How to complete this task:
Write the next part of the page text about Prof. Xinmin Zhan's NEO-GREEN presentation at NRR2018, picking up after its final sentence.

Page text:
• • • •

Prof. Xinmin Zhan presented his research on NEO-GREEN (Natural/Nano Iron sulphidEs based biOtechnoloGy towaRds nExt gEneratioN wastewater treatment) in the International Water Association Nutrient Removal and Recovery Conference (NRR2018) in Brisbane in 18-22 November, 2018. Through NEO-GREEN, a future wastewater treatment process which will achieve recovery of bioenergy, nitrogen removal and phosphorus recovery from wastewaters with much reduced operation cost can be developed. He told the audience that the NEO-GREEN concept is achievable, compared with the recently widely studied ANAMMOX-based mainstream wastewater treatment process. The concept is the result of studies in a number of years with funding from EU-Marie Curie programme, China Scholarship Council, and the Irish Department of Agriculture, Food and the Marine for the DairyWater project (Ref. 13-F-507).

• • • •

Information shown:
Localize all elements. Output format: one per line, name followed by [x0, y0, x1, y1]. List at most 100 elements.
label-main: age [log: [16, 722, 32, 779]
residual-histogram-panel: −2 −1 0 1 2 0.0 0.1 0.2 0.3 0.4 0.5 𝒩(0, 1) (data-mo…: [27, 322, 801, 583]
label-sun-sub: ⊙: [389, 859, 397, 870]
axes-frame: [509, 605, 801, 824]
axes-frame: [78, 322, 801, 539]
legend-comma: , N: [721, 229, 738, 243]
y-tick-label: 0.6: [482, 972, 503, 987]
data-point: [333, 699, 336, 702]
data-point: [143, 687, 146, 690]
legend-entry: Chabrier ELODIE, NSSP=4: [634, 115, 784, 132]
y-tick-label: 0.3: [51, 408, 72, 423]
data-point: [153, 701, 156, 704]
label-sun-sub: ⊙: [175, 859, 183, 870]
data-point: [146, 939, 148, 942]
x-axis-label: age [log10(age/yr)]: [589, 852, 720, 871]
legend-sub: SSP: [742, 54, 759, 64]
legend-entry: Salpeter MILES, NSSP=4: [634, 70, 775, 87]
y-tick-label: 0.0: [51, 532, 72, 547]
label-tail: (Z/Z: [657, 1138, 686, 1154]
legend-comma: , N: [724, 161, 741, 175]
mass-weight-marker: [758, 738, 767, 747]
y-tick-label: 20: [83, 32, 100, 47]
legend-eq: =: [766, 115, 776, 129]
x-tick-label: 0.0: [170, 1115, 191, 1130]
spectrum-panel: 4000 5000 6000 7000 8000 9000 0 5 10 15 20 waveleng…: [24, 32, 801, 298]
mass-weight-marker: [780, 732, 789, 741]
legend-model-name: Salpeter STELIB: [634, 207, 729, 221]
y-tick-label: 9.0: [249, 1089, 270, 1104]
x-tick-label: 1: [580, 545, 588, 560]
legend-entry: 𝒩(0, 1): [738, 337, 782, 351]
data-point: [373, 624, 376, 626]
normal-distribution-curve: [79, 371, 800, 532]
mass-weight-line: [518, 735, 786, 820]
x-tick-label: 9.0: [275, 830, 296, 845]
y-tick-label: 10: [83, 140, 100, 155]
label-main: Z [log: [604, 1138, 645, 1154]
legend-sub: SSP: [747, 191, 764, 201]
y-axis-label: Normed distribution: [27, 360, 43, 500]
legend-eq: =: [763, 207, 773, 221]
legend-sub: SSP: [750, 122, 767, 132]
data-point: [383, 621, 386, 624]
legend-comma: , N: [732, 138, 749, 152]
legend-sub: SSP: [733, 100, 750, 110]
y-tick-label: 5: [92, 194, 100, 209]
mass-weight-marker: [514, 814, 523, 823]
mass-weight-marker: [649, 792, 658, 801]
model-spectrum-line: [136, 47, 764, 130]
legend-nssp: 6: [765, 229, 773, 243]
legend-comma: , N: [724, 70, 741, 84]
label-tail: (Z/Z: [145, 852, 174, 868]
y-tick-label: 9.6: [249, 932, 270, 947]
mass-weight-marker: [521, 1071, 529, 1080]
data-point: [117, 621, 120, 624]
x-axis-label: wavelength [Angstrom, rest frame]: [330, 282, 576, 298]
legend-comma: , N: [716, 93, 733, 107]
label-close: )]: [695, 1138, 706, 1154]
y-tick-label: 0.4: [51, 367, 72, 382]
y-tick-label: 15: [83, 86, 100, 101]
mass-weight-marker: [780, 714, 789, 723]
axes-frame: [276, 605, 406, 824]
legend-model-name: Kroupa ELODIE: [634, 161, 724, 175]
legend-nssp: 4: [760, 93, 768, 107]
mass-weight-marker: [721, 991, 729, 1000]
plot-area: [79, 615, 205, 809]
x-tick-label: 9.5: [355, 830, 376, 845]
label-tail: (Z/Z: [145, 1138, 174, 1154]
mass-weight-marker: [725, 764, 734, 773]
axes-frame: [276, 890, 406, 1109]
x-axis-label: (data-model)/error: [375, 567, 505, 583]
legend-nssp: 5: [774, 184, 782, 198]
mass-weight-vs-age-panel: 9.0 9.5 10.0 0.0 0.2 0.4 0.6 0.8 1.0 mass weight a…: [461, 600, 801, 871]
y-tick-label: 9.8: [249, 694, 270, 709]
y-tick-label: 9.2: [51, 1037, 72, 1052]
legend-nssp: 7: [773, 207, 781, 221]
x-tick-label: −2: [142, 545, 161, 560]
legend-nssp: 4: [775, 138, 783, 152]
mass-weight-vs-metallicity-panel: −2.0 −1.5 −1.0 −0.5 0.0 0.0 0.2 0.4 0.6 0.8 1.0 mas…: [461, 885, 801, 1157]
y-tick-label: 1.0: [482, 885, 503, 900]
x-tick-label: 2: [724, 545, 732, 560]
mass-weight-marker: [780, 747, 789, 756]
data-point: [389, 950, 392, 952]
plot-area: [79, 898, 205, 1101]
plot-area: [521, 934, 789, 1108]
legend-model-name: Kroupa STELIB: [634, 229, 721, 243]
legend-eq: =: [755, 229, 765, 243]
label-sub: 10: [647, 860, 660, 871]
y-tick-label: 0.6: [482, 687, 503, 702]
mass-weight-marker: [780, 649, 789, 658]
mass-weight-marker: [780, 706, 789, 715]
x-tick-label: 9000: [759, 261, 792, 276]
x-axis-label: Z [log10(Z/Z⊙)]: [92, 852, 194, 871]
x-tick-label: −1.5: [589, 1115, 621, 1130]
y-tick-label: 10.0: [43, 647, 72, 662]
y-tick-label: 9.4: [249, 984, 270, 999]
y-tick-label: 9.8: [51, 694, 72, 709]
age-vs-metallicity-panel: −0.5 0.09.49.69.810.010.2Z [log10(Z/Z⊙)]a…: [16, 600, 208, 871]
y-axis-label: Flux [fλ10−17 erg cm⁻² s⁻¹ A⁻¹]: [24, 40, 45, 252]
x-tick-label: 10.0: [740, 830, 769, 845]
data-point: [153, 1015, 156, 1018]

• • • •

Exercise answer:
Prof. Xinmin Zhan was invited by Prof. Yongzhen Peng to visit the School of Environmental and Energy Engineering at Beijing University of Technology in the period of 7 -10 November, 2018. Prof. Zhan presented the concept of NEO-GREEN (Natural/Nano Iron sulphidEs based biOtechnoloGy towaRds nExt gEneratioN wastewater treatment). In his presentation, Prof. Zhan at first briefly introduced the culture and natural beauty of Ireland and the engineering research carried out in the National University of Ireland, Galway. Then, he introduced his research interest and research projects, with the focus on the IASBR technology and the DairyWater project. Prof. Zhan then discussed the laboratory- and pilot-scale research on simultaneous removal of nitrogen and phosphorus through natural and nano iron sulfides based biofilters. Finally, he proposed the novel concept of NEO-GREEN, with which a future wastewater treatment process which will achieve recovery of bioenergy, nitrogen removal and phosphorus recovery from wastewaters with much reduced operation cost can be developed. The NEO-GREEN concept is achievable, compared with the recently widely studied ANAMMOX-based mainstream wastewater treatment process.
Prof. Yongzheng Peng is famous worldwide in the area of biological wastewater treatment, in particular nitrogen removal. He is an academician of the Chinese Academy of Engineering, the Principal Professor in Environmental Science and Engineering at Beijing University of Technology, and the Director of the Beijing Engineering Technology Research Center of Wastewater Nitrogen and Phosphorus Removal.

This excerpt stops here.